• Problem to work on:
Here are some records; copy every line that holds the word "JSON".

• Supplied entries:
##########

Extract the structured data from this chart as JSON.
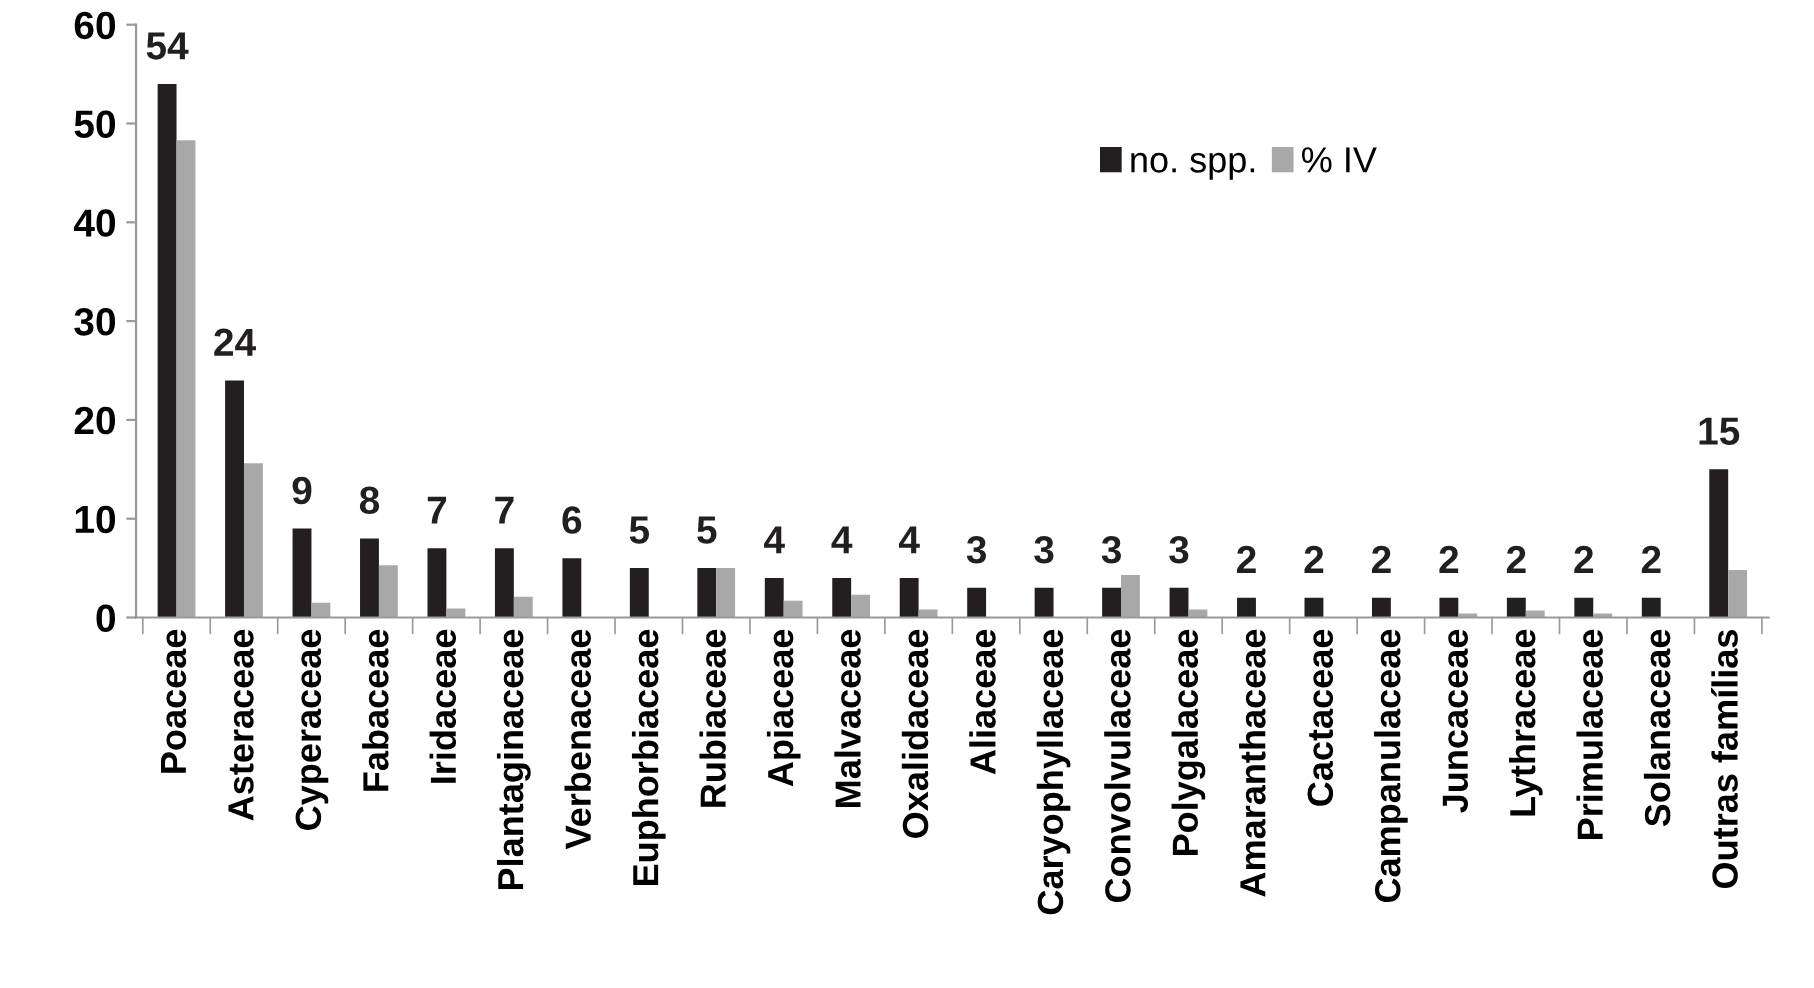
{
  "chart_data": {
    "type": "bar",
    "categories": [
      "Poaceae",
      "Asteraceae",
      "Cyperaceae",
      "Fabaceae",
      "Iridaceae",
      "Plantaginaceae",
      "Verbenaceae",
      "Euphorbiaceae",
      "Rubiaceae",
      "Apiaceae",
      "Malvaceae",
      "Oxalidaceae",
      "Aliaceae",
      "Caryophyllaceae",
      "Convolvulaceae",
      "Polygalaceae",
      "Amaranthaceae",
      "Cactaceae",
      "Campanulaceae",
      "Juncaceae",
      "Lythraceae",
      "Primulaceae",
      "Solanaceae",
      "Outras famílias"
    ],
    "series": [
      {
        "name": "no. spp.",
        "color": "#231f20",
        "values": [
          54,
          24,
          9,
          8,
          7,
          7,
          6,
          5,
          5,
          4,
          4,
          4,
          3,
          3,
          3,
          3,
          2,
          2,
          2,
          2,
          2,
          2,
          2,
          15
        ],
        "value_labels": [
          "54",
          "24",
          "9",
          "8",
          "7",
          "7",
          "6",
          "5",
          "5",
          "4",
          "4",
          "4",
          "3",
          "3",
          "3",
          "3",
          "2",
          "2",
          "2",
          "2",
          "2",
          "2",
          "2",
          "15"
        ]
      },
      {
        "name": "% IV",
        "color": "#a8a8a8",
        "values": [
          48.3,
          15.6,
          1.5,
          5.3,
          0.9,
          2.1,
          null,
          null,
          5,
          1.7,
          2.3,
          0.8,
          null,
          0,
          4.3,
          0.8,
          0,
          0,
          null,
          0.4,
          0.7,
          0.4,
          0,
          4.8
        ]
      }
    ],
    "ylim": [
      0,
      60
    ],
    "yticks": [
      0,
      10,
      20,
      30,
      40,
      50,
      60
    ],
    "grid": false,
    "legend": "top right"
  }
}
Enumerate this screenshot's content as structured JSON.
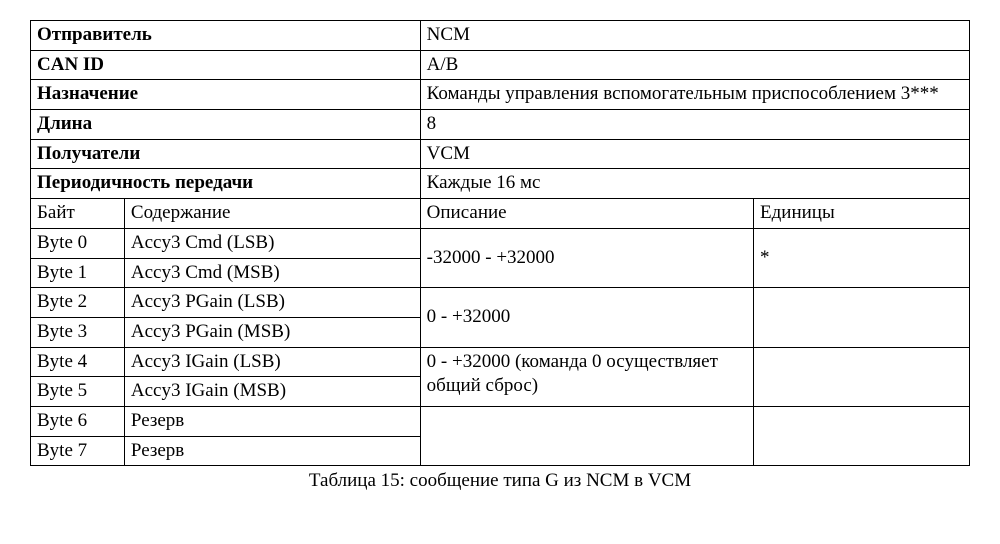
{
  "header": {
    "sender_label": "Отправитель",
    "sender_value": "NCM",
    "canid_label": "CAN ID",
    "canid_value": "A/B",
    "purpose_label": "Назначение",
    "purpose_value": "Команды управления вспомогательным приспособлением 3***",
    "length_label": "Длина",
    "length_value": "8",
    "receivers_label": "Получатели",
    "receivers_value": "VCM",
    "periodicity_label": "Периодичность передачи",
    "periodicity_value": "Каждые 16 мс"
  },
  "columns": {
    "byte": "Байт",
    "content": "Содержание",
    "description": "Описание",
    "units": "Единицы"
  },
  "rows": {
    "r0_byte": "Byte 0",
    "r0_content": "Accy3 Cmd (LSB)",
    "r1_byte": "Byte 1",
    "r1_content": "Accy3 Cmd (MSB)",
    "desc01": "-32000 - +32000",
    "units01": "*",
    "r2_byte": "Byte 2",
    "r2_content": "Accy3 PGain (LSB)",
    "r3_byte": "Byte 3",
    "r3_content": "Accy3 PGain (MSB)",
    "desc23": "0 - +32000",
    "units23": "",
    "r4_byte": "Byte 4",
    "r4_content": "Accy3 IGain (LSB)",
    "r5_byte": "Byte 5",
    "r5_content": "Accy3 IGain (MSB)",
    "desc45": "0 - +32000 (команда 0 осуществляет общий сброс)",
    "units45": "",
    "r6_byte": "Byte 6",
    "r6_content": "Резерв",
    "r7_byte": "Byte 7",
    "r7_content": "Резерв"
  },
  "caption": "Таблица 15: сообщение типа G из NCM в VCM"
}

##########

• Result of the exercise:
Extract the structured data from this chart as JSON.
Enumerate this screenshot's content as structured JSON.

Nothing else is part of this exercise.